— BEGIN —
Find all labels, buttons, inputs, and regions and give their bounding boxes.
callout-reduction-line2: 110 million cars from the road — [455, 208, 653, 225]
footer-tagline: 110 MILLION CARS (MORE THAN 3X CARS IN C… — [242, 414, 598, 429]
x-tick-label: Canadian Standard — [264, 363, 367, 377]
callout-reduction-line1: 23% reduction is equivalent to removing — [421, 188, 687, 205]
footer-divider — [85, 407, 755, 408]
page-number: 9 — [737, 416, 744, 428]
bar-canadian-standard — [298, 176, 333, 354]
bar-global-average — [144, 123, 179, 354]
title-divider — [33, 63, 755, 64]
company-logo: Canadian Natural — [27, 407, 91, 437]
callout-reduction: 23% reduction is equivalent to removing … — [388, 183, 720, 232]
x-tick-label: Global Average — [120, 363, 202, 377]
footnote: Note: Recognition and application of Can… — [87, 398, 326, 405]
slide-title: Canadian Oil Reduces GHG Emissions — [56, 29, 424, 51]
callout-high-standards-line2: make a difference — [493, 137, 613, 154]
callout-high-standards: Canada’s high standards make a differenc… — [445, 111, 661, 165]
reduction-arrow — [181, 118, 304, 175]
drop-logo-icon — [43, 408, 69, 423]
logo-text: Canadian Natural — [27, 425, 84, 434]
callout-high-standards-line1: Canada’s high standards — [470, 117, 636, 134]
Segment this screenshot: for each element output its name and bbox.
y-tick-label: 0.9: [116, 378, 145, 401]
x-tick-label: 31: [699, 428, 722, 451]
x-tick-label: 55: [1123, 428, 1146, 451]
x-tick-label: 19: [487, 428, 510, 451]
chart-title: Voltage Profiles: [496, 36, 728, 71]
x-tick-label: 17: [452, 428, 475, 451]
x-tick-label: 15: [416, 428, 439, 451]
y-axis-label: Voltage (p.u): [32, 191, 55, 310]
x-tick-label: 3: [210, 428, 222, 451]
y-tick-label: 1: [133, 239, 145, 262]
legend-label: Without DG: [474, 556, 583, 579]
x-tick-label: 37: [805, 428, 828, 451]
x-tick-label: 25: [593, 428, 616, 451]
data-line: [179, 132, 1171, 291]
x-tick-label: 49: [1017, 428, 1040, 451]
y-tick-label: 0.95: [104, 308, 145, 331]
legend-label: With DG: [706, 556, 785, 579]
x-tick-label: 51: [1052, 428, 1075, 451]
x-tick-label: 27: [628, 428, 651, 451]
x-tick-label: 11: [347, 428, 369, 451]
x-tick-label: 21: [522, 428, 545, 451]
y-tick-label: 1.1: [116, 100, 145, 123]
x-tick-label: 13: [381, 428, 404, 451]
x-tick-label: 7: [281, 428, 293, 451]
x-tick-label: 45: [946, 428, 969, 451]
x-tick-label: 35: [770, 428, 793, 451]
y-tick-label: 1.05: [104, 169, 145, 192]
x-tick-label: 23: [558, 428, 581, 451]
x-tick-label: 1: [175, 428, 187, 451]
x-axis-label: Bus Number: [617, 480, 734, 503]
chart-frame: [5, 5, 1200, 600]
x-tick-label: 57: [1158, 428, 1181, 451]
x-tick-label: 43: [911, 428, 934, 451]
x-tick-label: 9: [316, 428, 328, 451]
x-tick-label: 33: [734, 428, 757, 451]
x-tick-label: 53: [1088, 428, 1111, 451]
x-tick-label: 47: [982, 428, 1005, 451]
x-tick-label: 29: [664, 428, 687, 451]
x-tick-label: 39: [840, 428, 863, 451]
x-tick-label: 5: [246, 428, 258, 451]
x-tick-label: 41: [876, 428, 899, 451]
— END —
**OBJECTIVE**
Reproduce every line of the data above verbatim, from the first line through the last, changing nothing.

**ANSWER TO THE EXERCISE**
Find all labels, buttons, inputs, and regions and give their bounding boxes.
callout-reduction-line2: 110 million cars from the road — [455, 208, 653, 225]
footer-tagline: 110 MILLION CARS (MORE THAN 3X CARS IN C… — [242, 414, 598, 429]
x-tick-label: Canadian Standard — [264, 363, 367, 377]
callout-reduction-line1: 23% reduction is equivalent to removing — [421, 188, 687, 205]
footer-divider — [85, 407, 755, 408]
page-number: 9 — [737, 416, 744, 428]
bar-canadian-standard — [298, 176, 333, 354]
bar-global-average — [144, 123, 179, 354]
title-divider — [33, 63, 755, 64]
company-logo: Canadian Natural — [27, 407, 91, 437]
callout-reduction: 23% reduction is equivalent to removing … — [388, 183, 720, 232]
x-tick-label: Global Average — [120, 363, 202, 377]
footnote: Note: Recognition and application of Can… — [87, 398, 326, 405]
slide-title: Canadian Oil Reduces GHG Emissions — [56, 29, 424, 51]
callout-high-standards-line2: make a difference — [493, 137, 613, 154]
callout-high-standards: Canada’s high standards make a differenc… — [445, 111, 661, 165]
reduction-arrow — [181, 118, 304, 175]
drop-logo-icon — [43, 408, 69, 423]
logo-text: Canadian Natural — [27, 425, 84, 434]
callout-high-standards-line1: Canada’s high standards — [470, 117, 636, 134]
Segment this screenshot: for each element output its name and bbox.
y-tick-label: 0.9: [116, 378, 145, 401]
x-tick-label: 31: [699, 428, 722, 451]
x-tick-label: 55: [1123, 428, 1146, 451]
x-tick-label: 19: [487, 428, 510, 451]
chart-title: Voltage Profiles: [496, 36, 728, 71]
x-tick-label: 17: [452, 428, 475, 451]
x-tick-label: 15: [416, 428, 439, 451]
y-axis-label: Voltage (p.u): [32, 191, 55, 310]
x-tick-label: 3: [210, 428, 222, 451]
y-tick-label: 1: [133, 239, 145, 262]
legend-label: Without DG: [474, 556, 583, 579]
x-tick-label: 37: [805, 428, 828, 451]
x-tick-label: 25: [593, 428, 616, 451]
data-line: [179, 132, 1171, 291]
x-tick-label: 49: [1017, 428, 1040, 451]
y-tick-label: 0.95: [104, 308, 145, 331]
legend-label: With DG: [706, 556, 785, 579]
x-tick-label: 51: [1052, 428, 1075, 451]
x-tick-label: 27: [628, 428, 651, 451]
x-tick-label: 11: [347, 428, 369, 451]
x-tick-label: 21: [522, 428, 545, 451]
y-tick-label: 1.1: [116, 100, 145, 123]
x-tick-label: 13: [381, 428, 404, 451]
x-tick-label: 7: [281, 428, 293, 451]
x-tick-label: 45: [946, 428, 969, 451]
x-tick-label: 35: [770, 428, 793, 451]
y-tick-label: 1.05: [104, 169, 145, 192]
x-tick-label: 23: [558, 428, 581, 451]
x-tick-label: 1: [175, 428, 187, 451]
x-axis-label: Bus Number: [617, 480, 734, 503]
chart-frame: [5, 5, 1200, 600]
x-tick-label: 57: [1158, 428, 1181, 451]
x-tick-label: 43: [911, 428, 934, 451]
x-tick-label: 9: [316, 428, 328, 451]
x-tick-label: 33: [734, 428, 757, 451]
x-tick-label: 53: [1088, 428, 1111, 451]
x-tick-label: 47: [982, 428, 1005, 451]
x-tick-label: 29: [664, 428, 687, 451]
x-tick-label: 39: [840, 428, 863, 451]
x-tick-label: 5: [246, 428, 258, 451]
x-tick-label: 41: [876, 428, 899, 451]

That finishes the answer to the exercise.